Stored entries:
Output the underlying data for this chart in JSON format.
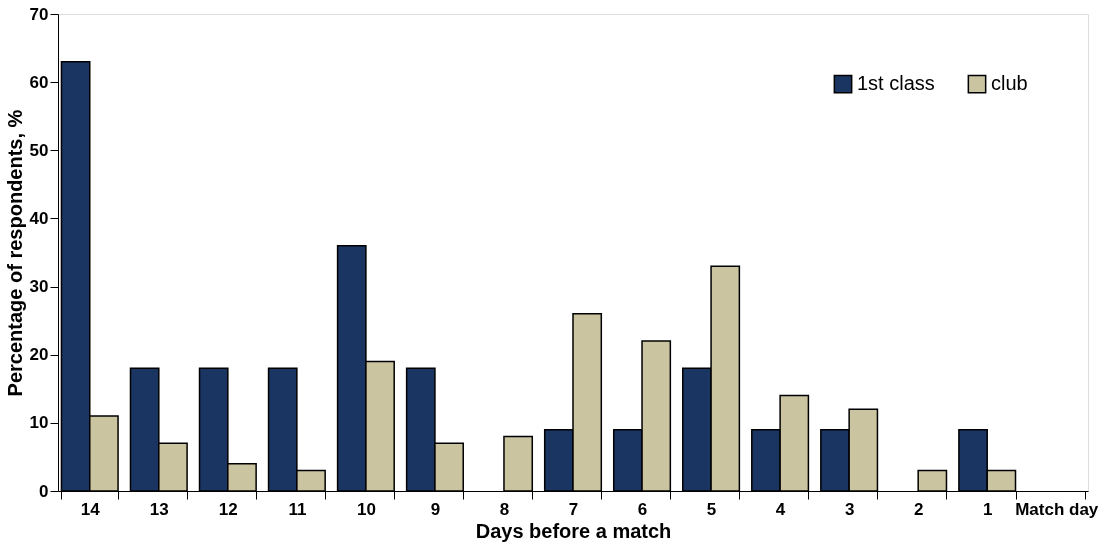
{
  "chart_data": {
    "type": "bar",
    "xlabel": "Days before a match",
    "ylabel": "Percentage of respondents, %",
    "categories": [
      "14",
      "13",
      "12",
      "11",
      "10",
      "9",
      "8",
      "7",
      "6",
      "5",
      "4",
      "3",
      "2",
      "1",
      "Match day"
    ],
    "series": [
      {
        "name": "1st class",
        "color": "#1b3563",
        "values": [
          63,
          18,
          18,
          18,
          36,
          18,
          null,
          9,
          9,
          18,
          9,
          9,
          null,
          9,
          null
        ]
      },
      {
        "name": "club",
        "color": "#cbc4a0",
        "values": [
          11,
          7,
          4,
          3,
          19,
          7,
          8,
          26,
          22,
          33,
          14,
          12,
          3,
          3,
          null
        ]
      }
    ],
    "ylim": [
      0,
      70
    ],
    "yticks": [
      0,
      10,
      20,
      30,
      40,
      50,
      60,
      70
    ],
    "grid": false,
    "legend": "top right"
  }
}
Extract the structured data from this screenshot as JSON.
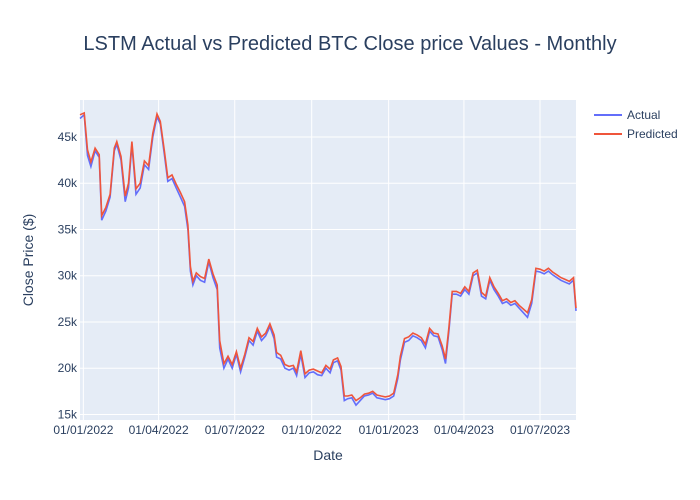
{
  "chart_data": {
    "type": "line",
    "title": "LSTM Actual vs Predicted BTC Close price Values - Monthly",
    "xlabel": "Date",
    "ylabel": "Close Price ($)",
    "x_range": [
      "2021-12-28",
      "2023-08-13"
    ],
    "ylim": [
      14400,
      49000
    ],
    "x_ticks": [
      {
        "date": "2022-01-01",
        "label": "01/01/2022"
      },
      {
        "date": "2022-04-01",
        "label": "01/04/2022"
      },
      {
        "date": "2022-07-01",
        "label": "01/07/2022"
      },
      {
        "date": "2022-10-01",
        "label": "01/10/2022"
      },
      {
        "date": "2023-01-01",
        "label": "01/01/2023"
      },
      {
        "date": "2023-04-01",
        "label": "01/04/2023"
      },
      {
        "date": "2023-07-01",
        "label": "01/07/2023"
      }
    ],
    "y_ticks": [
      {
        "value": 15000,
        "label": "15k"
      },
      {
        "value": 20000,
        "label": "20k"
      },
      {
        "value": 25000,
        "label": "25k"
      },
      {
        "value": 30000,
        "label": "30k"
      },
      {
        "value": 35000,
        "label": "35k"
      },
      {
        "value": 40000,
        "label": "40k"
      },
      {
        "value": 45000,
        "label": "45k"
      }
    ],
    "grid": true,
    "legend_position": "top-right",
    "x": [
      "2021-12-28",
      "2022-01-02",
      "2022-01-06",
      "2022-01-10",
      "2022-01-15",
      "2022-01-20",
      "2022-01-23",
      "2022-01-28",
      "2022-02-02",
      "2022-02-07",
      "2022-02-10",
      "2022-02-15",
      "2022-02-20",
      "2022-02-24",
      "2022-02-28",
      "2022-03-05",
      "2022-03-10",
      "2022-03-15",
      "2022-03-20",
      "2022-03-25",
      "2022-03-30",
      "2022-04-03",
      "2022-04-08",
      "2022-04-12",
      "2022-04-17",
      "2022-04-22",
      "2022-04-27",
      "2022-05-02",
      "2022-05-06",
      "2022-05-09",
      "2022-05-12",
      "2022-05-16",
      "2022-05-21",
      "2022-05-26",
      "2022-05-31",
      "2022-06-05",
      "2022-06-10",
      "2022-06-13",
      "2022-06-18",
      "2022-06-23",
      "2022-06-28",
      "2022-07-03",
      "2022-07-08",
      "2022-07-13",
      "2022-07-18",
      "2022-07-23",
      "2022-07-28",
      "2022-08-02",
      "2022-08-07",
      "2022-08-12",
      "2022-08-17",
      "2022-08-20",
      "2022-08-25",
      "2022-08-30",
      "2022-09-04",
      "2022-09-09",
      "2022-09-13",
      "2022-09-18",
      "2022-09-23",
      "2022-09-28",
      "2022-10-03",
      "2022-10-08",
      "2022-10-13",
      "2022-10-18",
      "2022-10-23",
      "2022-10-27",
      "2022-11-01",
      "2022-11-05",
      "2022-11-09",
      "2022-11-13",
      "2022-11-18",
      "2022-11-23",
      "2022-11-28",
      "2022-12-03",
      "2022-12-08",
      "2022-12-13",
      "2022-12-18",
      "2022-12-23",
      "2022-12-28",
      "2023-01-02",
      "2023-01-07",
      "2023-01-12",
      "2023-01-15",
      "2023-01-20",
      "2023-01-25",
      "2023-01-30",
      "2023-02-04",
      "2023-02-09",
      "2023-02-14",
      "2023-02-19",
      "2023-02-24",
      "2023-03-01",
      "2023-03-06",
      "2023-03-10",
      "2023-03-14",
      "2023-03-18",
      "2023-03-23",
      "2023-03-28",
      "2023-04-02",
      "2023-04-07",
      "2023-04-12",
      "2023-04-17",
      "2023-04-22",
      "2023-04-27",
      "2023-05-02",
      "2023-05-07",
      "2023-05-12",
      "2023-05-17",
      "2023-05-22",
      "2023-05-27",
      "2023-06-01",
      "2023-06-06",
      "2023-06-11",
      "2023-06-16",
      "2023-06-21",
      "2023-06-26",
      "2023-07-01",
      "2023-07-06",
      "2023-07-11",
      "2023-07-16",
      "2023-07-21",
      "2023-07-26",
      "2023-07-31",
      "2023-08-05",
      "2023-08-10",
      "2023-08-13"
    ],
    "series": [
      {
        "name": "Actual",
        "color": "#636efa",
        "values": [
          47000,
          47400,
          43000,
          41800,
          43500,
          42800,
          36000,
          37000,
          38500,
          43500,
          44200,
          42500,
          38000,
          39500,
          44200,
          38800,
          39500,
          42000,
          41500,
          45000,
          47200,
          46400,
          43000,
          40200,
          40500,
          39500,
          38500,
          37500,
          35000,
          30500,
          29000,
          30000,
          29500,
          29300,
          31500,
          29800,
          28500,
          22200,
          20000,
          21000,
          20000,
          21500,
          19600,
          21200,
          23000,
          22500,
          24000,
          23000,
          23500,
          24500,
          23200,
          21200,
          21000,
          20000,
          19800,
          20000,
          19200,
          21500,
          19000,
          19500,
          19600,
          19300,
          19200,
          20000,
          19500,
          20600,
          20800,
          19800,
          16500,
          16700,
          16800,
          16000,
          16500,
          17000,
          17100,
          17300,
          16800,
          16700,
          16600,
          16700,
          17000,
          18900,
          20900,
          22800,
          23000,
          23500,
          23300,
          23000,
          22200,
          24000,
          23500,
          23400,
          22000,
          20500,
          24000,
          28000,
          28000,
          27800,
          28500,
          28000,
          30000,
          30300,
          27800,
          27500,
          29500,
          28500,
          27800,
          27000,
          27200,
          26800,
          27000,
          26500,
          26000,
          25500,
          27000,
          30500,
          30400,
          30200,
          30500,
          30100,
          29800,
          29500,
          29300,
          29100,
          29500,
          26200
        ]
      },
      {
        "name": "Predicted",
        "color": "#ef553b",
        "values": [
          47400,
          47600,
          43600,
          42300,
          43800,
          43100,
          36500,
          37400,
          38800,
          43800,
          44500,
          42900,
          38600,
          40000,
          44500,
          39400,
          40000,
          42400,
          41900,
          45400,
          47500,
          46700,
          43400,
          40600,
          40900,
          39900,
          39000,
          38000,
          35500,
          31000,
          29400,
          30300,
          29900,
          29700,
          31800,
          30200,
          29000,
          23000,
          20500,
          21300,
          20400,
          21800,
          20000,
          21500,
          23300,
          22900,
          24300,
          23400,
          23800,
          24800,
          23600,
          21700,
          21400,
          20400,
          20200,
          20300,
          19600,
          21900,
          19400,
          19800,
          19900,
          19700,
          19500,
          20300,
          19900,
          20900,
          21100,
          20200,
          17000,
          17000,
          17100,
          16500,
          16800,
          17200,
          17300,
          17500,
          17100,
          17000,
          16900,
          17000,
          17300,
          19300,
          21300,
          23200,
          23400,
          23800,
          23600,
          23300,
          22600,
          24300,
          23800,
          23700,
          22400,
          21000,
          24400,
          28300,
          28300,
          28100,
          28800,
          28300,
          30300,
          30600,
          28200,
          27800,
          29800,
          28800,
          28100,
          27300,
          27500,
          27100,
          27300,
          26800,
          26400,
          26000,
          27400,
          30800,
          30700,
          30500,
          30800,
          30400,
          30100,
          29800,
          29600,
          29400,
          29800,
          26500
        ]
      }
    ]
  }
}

* * *

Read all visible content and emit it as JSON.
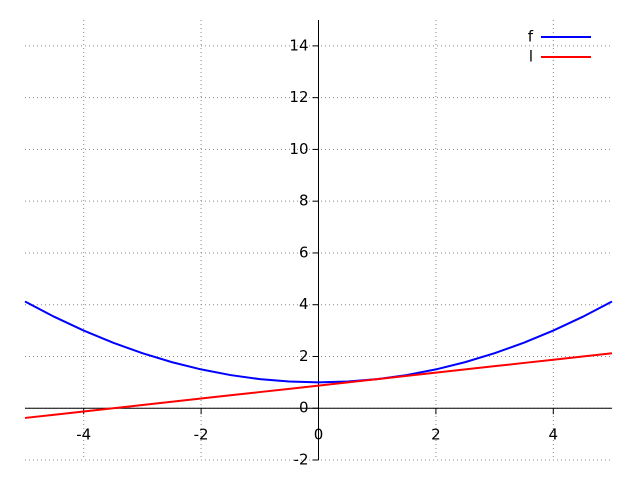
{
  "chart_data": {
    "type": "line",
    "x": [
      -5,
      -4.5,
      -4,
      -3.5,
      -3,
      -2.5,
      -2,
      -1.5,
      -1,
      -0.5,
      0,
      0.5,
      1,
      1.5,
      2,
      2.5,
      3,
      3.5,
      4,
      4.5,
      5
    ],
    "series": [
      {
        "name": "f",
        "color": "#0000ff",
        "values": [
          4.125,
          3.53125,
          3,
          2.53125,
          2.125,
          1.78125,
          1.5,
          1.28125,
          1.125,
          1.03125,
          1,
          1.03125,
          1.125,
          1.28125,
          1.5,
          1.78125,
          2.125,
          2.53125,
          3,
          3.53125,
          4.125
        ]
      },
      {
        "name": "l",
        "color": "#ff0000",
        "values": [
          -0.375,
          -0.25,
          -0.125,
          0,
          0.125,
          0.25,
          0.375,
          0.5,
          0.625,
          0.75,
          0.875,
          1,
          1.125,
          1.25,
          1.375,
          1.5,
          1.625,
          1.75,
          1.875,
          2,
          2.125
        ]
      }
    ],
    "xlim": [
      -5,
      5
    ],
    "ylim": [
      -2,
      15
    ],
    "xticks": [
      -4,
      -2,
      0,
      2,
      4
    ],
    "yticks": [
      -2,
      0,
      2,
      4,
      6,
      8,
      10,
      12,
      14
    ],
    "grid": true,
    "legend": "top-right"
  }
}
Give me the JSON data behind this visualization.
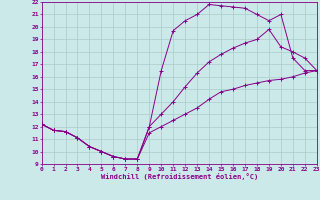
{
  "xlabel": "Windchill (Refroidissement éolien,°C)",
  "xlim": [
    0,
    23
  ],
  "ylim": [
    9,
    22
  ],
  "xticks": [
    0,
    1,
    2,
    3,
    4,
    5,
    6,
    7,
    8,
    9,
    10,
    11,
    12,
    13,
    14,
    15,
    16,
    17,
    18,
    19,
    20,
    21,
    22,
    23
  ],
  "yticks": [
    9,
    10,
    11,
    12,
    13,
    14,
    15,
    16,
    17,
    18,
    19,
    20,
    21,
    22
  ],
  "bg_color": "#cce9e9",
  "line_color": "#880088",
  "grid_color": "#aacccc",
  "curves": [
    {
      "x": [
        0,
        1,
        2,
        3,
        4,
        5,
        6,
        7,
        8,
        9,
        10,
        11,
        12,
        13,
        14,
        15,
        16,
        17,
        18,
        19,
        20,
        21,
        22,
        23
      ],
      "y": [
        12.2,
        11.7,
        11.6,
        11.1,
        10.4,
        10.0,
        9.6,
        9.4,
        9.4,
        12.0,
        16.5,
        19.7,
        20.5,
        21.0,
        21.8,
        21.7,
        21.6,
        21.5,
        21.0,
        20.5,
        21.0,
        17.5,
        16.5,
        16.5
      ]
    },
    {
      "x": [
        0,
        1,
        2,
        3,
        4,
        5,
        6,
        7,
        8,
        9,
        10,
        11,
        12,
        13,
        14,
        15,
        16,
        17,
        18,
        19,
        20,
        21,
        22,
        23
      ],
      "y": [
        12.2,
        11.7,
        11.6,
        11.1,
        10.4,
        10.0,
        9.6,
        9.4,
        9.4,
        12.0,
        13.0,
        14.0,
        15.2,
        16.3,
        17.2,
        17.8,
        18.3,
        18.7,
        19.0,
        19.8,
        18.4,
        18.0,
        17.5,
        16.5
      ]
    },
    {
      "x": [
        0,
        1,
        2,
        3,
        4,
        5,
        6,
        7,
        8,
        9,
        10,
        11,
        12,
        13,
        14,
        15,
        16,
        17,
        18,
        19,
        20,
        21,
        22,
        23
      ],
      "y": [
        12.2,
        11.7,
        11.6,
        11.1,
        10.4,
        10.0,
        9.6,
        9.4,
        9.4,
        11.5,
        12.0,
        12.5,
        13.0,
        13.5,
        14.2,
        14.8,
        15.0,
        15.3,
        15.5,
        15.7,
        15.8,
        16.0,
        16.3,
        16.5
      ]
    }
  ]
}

Instructions for the task:
Go over the records above and tally the lines with the word "ylabel" in them. Give the number alone.

Final result:
2